__YOUR INSTRUCTIONS__:
Please sum up the text on Alexander Arkatov in two sentences.

__DOCUMENT EXTRACT__:
####################

Alexander Arkadyevich Arkatov (Александр Аркадьевич Аркатов, 1890 – 1961) was a Russian Jewish film director and playwright, known for works such as "L'Chaim" (Л’Хаим, 1910, as a playwright) and "Sorrows of Sarah" (Горе Сарры, 1913, as a director), both of which deal with lives in Jewish settlements in Russia.

Career
Originally a journalist and a film critic, Arkatov started his career in cinema with the 1910 silent film "L'Chaim", based on a well known song from Jewish folklore, on which he worked as a playwright along with the French directors Maurice Maître and Kai Hansen. The film is regarded as the first ever Jewish narrative film created and was deemed a success across the Russian Empire.

He then went on to write and direct tens of other films while traveling all over the world doing so.

Arkatov's first work as a director was for the 1912 films "God of Vengeance" ("Бог мести") and "Rachel" (Рахиль).

One highlight in Arkatov's career has to be his 1913 film "Sorrows of Sarah" (Горе Сарры) he directed which is regarded as one of the pinnacles of Jewish cinema. The film depicts a love triangle and the general da to day life in a small Jewish town.

Between the years 1917 and 1918, after the October Bolshevik Revolution, Arkatov worked on four films regarding lives of Jewish people while located at Odessa in a partnership with the Russian film company "Mizrakh" who are known for making the film "Jewish Life in Palestine". The films were censored due to having dealt with the oppression suffered by the Jewish people within the Pale of Settlement under the Tsar's reign. 

1918 marks the last year of Arkatov's Jewish centered film-making with his film "I Want to Be a Rothschild" (Хочу быть Ротшильдом) he directed. The film is based on a famous monologue by Sholem Aleichem by the same name. Many of Arkatov's works were inspired by Sholom Aleichem's works. 

At the time, Arkatov also worked as the head of he State School of Cinema of the RSFSR People's Commissariant of Education.

####################

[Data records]
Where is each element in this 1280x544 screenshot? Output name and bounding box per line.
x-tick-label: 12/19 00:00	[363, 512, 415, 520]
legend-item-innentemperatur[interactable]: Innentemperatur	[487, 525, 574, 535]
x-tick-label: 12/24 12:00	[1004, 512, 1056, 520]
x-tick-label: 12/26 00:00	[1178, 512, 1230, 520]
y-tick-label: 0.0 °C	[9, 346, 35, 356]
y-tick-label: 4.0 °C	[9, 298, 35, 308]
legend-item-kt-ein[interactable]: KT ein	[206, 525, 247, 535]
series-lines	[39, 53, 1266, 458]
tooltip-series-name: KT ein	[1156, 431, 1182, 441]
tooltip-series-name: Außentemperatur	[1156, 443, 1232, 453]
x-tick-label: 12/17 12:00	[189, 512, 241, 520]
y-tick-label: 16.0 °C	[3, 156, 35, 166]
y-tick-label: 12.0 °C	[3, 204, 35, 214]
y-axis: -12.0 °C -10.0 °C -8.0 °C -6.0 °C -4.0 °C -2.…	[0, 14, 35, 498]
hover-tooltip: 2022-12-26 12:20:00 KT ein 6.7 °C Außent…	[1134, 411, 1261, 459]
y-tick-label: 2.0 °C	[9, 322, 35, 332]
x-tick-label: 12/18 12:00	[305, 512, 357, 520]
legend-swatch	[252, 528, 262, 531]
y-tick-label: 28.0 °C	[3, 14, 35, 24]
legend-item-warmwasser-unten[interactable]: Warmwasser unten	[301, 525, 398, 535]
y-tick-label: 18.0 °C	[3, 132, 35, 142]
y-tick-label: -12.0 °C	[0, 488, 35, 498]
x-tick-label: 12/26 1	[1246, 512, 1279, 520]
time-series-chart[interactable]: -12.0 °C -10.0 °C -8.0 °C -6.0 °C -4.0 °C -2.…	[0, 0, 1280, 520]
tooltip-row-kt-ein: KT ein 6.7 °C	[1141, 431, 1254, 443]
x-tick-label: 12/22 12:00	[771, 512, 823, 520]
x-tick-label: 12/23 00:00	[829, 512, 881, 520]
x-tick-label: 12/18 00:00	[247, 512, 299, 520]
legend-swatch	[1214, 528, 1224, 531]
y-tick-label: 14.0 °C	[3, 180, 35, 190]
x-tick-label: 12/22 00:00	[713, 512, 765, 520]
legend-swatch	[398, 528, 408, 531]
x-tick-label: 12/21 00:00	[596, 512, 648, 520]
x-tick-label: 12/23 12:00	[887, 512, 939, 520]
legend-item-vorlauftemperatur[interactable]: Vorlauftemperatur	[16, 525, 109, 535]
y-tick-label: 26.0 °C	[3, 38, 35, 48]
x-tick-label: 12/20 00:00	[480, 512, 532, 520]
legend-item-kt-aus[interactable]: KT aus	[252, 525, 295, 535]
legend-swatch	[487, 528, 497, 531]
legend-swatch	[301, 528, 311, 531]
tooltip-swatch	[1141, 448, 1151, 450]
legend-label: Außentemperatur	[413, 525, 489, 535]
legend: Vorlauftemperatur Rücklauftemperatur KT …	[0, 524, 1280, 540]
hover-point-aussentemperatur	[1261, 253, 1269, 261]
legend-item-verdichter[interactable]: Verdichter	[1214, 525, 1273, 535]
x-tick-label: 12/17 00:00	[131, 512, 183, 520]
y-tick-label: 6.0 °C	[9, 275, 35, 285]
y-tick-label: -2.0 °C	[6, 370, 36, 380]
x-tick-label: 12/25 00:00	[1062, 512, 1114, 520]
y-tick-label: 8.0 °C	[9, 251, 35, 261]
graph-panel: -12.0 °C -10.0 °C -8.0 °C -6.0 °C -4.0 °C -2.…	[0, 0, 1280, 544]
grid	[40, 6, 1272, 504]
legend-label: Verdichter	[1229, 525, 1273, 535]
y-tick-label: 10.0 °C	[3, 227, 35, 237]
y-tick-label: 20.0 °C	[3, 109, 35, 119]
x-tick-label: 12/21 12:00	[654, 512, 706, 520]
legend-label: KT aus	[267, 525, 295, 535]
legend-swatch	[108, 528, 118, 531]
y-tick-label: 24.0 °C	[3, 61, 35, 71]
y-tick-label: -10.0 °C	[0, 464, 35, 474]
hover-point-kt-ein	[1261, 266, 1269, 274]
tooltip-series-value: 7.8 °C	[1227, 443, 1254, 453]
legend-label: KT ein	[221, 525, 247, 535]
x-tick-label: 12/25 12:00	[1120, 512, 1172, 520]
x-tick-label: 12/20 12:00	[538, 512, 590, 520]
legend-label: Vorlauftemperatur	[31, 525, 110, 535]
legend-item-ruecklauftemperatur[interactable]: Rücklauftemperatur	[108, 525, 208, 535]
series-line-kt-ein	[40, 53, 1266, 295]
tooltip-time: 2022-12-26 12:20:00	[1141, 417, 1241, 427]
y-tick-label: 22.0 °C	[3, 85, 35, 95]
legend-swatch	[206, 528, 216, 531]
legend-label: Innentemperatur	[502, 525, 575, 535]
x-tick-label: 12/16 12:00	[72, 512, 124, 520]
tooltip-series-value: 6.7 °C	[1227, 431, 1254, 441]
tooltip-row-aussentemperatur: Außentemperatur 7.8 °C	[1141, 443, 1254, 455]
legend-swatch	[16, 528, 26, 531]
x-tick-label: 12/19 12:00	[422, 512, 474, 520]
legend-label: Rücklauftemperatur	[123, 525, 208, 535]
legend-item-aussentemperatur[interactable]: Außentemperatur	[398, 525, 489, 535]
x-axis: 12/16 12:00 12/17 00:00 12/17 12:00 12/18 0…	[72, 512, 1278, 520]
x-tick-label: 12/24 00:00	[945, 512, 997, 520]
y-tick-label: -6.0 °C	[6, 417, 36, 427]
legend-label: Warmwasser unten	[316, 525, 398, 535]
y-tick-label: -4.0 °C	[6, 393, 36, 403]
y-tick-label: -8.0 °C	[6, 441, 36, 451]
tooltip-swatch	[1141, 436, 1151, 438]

####################

__RESULT OF THE TASK__:
Alexander Arkatov was a Russian Jewish film director and playwright who began as a journalist and film critic and entered cinema as a playwright on the 1910 silent film "L'Chaim," regarded as the first Jewish narrative film. He first directed in 1912, made "Sorrows of Sarah," regarded as one of the pinnacles of Jewish cinema, in 1913, saw films he made in Odessa with the company "Mizrakh" in 1917–1918 censored, and ended his Jewish-centered film-making in 1918 with "I Want to Be a Rothschild."